> [Exercise requirements]
Print the data once more, exactly as given. Drop the pictures.

Extracted data entries
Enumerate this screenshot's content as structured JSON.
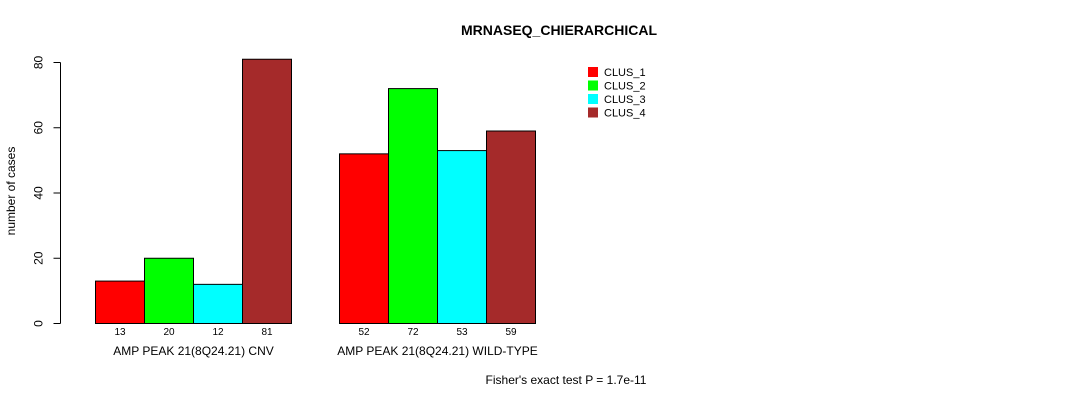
{
  "chart_data": {
    "type": "bar",
    "title": "MRNASEQ_CHIERARCHICAL",
    "ylabel": "number of cases",
    "xlabel": "",
    "ylim": [
      0,
      80
    ],
    "yticks": [
      0,
      20,
      40,
      60,
      80
    ],
    "categories": [
      "AMP PEAK 21(8Q24.21) CNV",
      "AMP PEAK 21(8Q24.21) WILD-TYPE"
    ],
    "series": [
      {
        "name": "CLUS_1",
        "color": "#ff0000",
        "values": [
          13,
          52
        ]
      },
      {
        "name": "CLUS_2",
        "color": "#00ff00",
        "values": [
          20,
          72
        ]
      },
      {
        "name": "CLUS_3",
        "color": "#00ffff",
        "values": [
          12,
          53
        ]
      },
      {
        "name": "CLUS_4",
        "color": "#a52a2a",
        "values": [
          81,
          59
        ]
      }
    ],
    "bar_labels": [
      [
        "13",
        "20",
        "12",
        "81"
      ],
      [
        "52",
        "72",
        "53",
        "59"
      ]
    ],
    "legend_position": "top-right",
    "grid": false,
    "footnote": "Fisher's exact test P = 1.7e-11"
  }
}
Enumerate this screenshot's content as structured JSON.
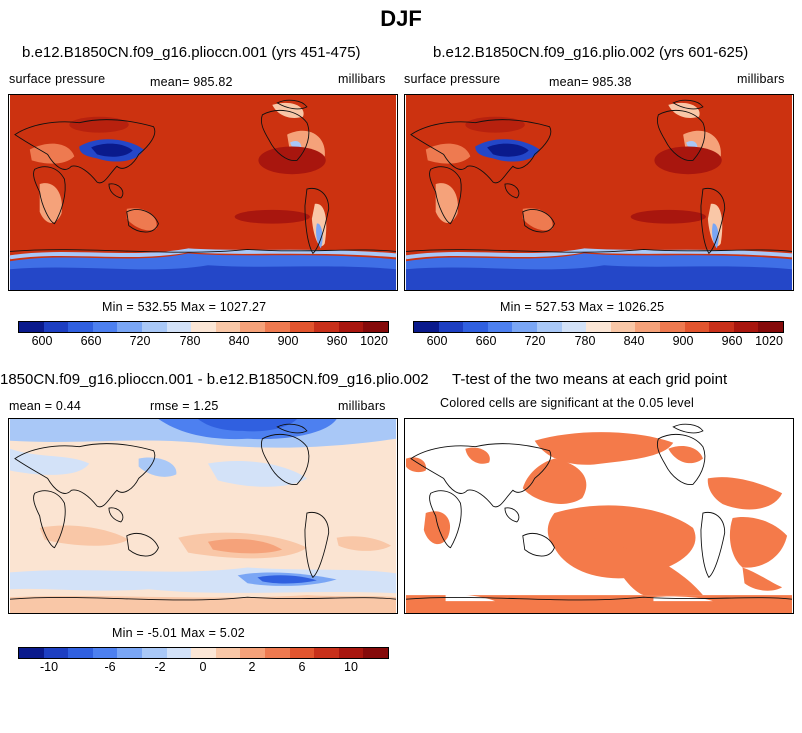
{
  "figure": {
    "title": "DJF",
    "panels": [
      {
        "run_title": "b.e12.B1850CN.f09_g16.plioccn.001 (yrs 451-475)",
        "variable": "surface pressure",
        "mean_text": "mean= 985.82",
        "units": "millibars",
        "minmax_text": "Min = 532.55 Max = 1027.27"
      },
      {
        "run_title": "b.e12.B1850CN.f09_g16.plio.002 (yrs 601-625)",
        "variable": "surface pressure",
        "mean_text": "mean= 985.38",
        "units": "millibars",
        "minmax_text": "Min = 527.53 Max = 1026.25"
      },
      {
        "run_title": "1850CN.f09_g16.plioccn.001 - b.e12.B1850CN.f09_g16.plio.002",
        "mean_text": "mean =    0.44",
        "rmse_text": "rmse =    1.25",
        "units": "millibars",
        "minmax_text": "Min =  -5.01 Max =   5.02"
      },
      {
        "run_title": "T-test of the two means at each grid point",
        "note": "Colored cells are significant at the 0.05 level"
      }
    ]
  },
  "chart_data": [
    {
      "type": "heatmap",
      "title": "b.e12.B1850CN.f09_g16.plioccn.001 (yrs 451-475)",
      "variable": "surface pressure",
      "units": "millibars",
      "mean": 985.82,
      "min": 532.55,
      "max": 1027.27,
      "colorbar_ticks": [
        "600",
        "660",
        "720",
        "780",
        "840",
        "900",
        "960",
        "1020"
      ],
      "colorbar_colors": [
        "#0a1a8c",
        "#1d3fc2",
        "#3060e0",
        "#4d80f0",
        "#7aa6f5",
        "#a9c8f7",
        "#d3e2f8",
        "#fbe6d6",
        "#f9c7a7",
        "#f5a27a",
        "#ee7a50",
        "#e2552e",
        "#c8301a",
        "#a8160e",
        "#850a0a"
      ]
    },
    {
      "type": "heatmap",
      "title": "b.e12.B1850CN.f09_g16.plio.002 (yrs 601-625)",
      "variable": "surface pressure",
      "units": "millibars",
      "mean": 985.38,
      "min": 527.53,
      "max": 1026.25,
      "colorbar_ticks": [
        "600",
        "660",
        "720",
        "780",
        "840",
        "900",
        "960",
        "1020"
      ],
      "colorbar_colors": [
        "#0a1a8c",
        "#1d3fc2",
        "#3060e0",
        "#4d80f0",
        "#7aa6f5",
        "#a9c8f7",
        "#d3e2f8",
        "#fbe6d6",
        "#f9c7a7",
        "#f5a27a",
        "#ee7a50",
        "#e2552e",
        "#c8301a",
        "#a8160e",
        "#850a0a"
      ]
    },
    {
      "type": "heatmap",
      "title": "1850CN.f09_g16.plioccn.001 - b.e12.B1850CN.f09_g16.plio.002",
      "units": "millibars",
      "mean": 0.44,
      "rmse": 1.25,
      "min": -5.01,
      "max": 5.02,
      "colorbar_ticks": [
        "-10",
        "-6",
        "-2",
        "0",
        "2",
        "6",
        "10"
      ],
      "colorbar_colors": [
        "#0a1a8c",
        "#1d3fc2",
        "#3060e0",
        "#4d80f0",
        "#7aa6f5",
        "#a9c8f7",
        "#d3e2f8",
        "#fbe6d6",
        "#f9c7a7",
        "#f5a27a",
        "#ee7a50",
        "#e2552e",
        "#c8301a",
        "#a8160e",
        "#850a0a"
      ]
    },
    {
      "type": "heatmap",
      "title": "T-test of the two means at each grid point",
      "note": "Colored cells are significant at the 0.05 level",
      "significant_color": "#f47a4a"
    }
  ],
  "colors": {
    "pressure_background": "#cc3210",
    "high_pressure": "#a8160e",
    "diff_background": "#fbe4d2",
    "significant": "#f47a4a",
    "coastline": "#111111"
  }
}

> [Response box]
Enumerate this screenshot's content as structured JSON.
{
  "chart_data": {
    "type": "bar",
    "title": "MRNASEQ_CHIERARCHICAL",
    "ylabel": "number of cases",
    "xlabel": "",
    "ylim": [
      0,
      80
    ],
    "yticks": [
      0,
      20,
      40,
      60,
      80
    ],
    "categories": [
      "AMP PEAK 21(8Q24.21) CNV",
      "AMP PEAK 21(8Q24.21) WILD-TYPE"
    ],
    "series": [
      {
        "name": "CLUS_1",
        "color": "#ff0000",
        "values": [
          13,
          52
        ]
      },
      {
        "name": "CLUS_2",
        "color": "#00ff00",
        "values": [
          20,
          72
        ]
      },
      {
        "name": "CLUS_3",
        "color": "#00ffff",
        "values": [
          12,
          53
        ]
      },
      {
        "name": "CLUS_4",
        "color": "#a52a2a",
        "values": [
          81,
          59
        ]
      }
    ],
    "bar_labels": [
      [
        "13",
        "20",
        "12",
        "81"
      ],
      [
        "52",
        "72",
        "53",
        "59"
      ]
    ],
    "legend_position": "top-right",
    "grid": false,
    "footnote": "Fisher's exact test P = 1.7e-11"
  }
}
Enumerate this screenshot's content as structured JSON.
{
  "figure": {
    "title": "DJF",
    "panels": [
      {
        "run_title": "b.e12.B1850CN.f09_g16.plioccn.001 (yrs 451-475)",
        "variable": "surface pressure",
        "mean_text": "mean= 985.82",
        "units": "millibars",
        "minmax_text": "Min = 532.55 Max = 1027.27"
      },
      {
        "run_title": "b.e12.B1850CN.f09_g16.plio.002 (yrs 601-625)",
        "variable": "surface pressure",
        "mean_text": "mean= 985.38",
        "units": "millibars",
        "minmax_text": "Min = 527.53 Max = 1026.25"
      },
      {
        "run_title": "1850CN.f09_g16.plioccn.001 - b.e12.B1850CN.f09_g16.plio.002",
        "mean_text": "mean =    0.44",
        "rmse_text": "rmse =    1.25",
        "units": "millibars",
        "minmax_text": "Min =  -5.01 Max =   5.02"
      },
      {
        "run_title": "T-test of the two means at each grid point",
        "note": "Colored cells are significant at the 0.05 level"
      }
    ]
  },
  "chart_data": [
    {
      "type": "heatmap",
      "title": "b.e12.B1850CN.f09_g16.plioccn.001 (yrs 451-475)",
      "variable": "surface pressure",
      "units": "millibars",
      "mean": 985.82,
      "min": 532.55,
      "max": 1027.27,
      "colorbar_ticks": [
        "600",
        "660",
        "720",
        "780",
        "840",
        "900",
        "960",
        "1020"
      ],
      "colorbar_colors": [
        "#0a1a8c",
        "#1d3fc2",
        "#3060e0",
        "#4d80f0",
        "#7aa6f5",
        "#a9c8f7",
        "#d3e2f8",
        "#fbe6d6",
        "#f9c7a7",
        "#f5a27a",
        "#ee7a50",
        "#e2552e",
        "#c8301a",
        "#a8160e",
        "#850a0a"
      ]
    },
    {
      "type": "heatmap",
      "title": "b.e12.B1850CN.f09_g16.plio.002 (yrs 601-625)",
      "variable": "surface pressure",
      "units": "millibars",
      "mean": 985.38,
      "min": 527.53,
      "max": 1026.25,
      "colorbar_ticks": [
        "600",
        "660",
        "720",
        "780",
        "840",
        "900",
        "960",
        "1020"
      ],
      "colorbar_colors": [
        "#0a1a8c",
        "#1d3fc2",
        "#3060e0",
        "#4d80f0",
        "#7aa6f5",
        "#a9c8f7",
        "#d3e2f8",
        "#fbe6d6",
        "#f9c7a7",
        "#f5a27a",
        "#ee7a50",
        "#e2552e",
        "#c8301a",
        "#a8160e",
        "#850a0a"
      ]
    },
    {
      "type": "heatmap",
      "title": "1850CN.f09_g16.plioccn.001 - b.e12.B1850CN.f09_g16.plio.002",
      "units": "millibars",
      "mean": 0.44,
      "rmse": 1.25,
      "min": -5.01,
      "max": 5.02,
      "colorbar_ticks": [
        "-10",
        "-6",
        "-2",
        "0",
        "2",
        "6",
        "10"
      ],
      "colorbar_colors": [
        "#0a1a8c",
        "#1d3fc2",
        "#3060e0",
        "#4d80f0",
        "#7aa6f5",
        "#a9c8f7",
        "#d3e2f8",
        "#fbe6d6",
        "#f9c7a7",
        "#f5a27a",
        "#ee7a50",
        "#e2552e",
        "#c8301a",
        "#a8160e",
        "#850a0a"
      ]
    },
    {
      "type": "heatmap",
      "title": "T-test of the two means at each grid point",
      "note": "Colored cells are significant at the 0.05 level",
      "significant_color": "#f47a4a"
    }
  ],
  "colors": {
    "pressure_background": "#cc3210",
    "high_pressure": "#a8160e",
    "diff_background": "#fbe4d2",
    "significant": "#f47a4a",
    "coastline": "#111111"
  }
}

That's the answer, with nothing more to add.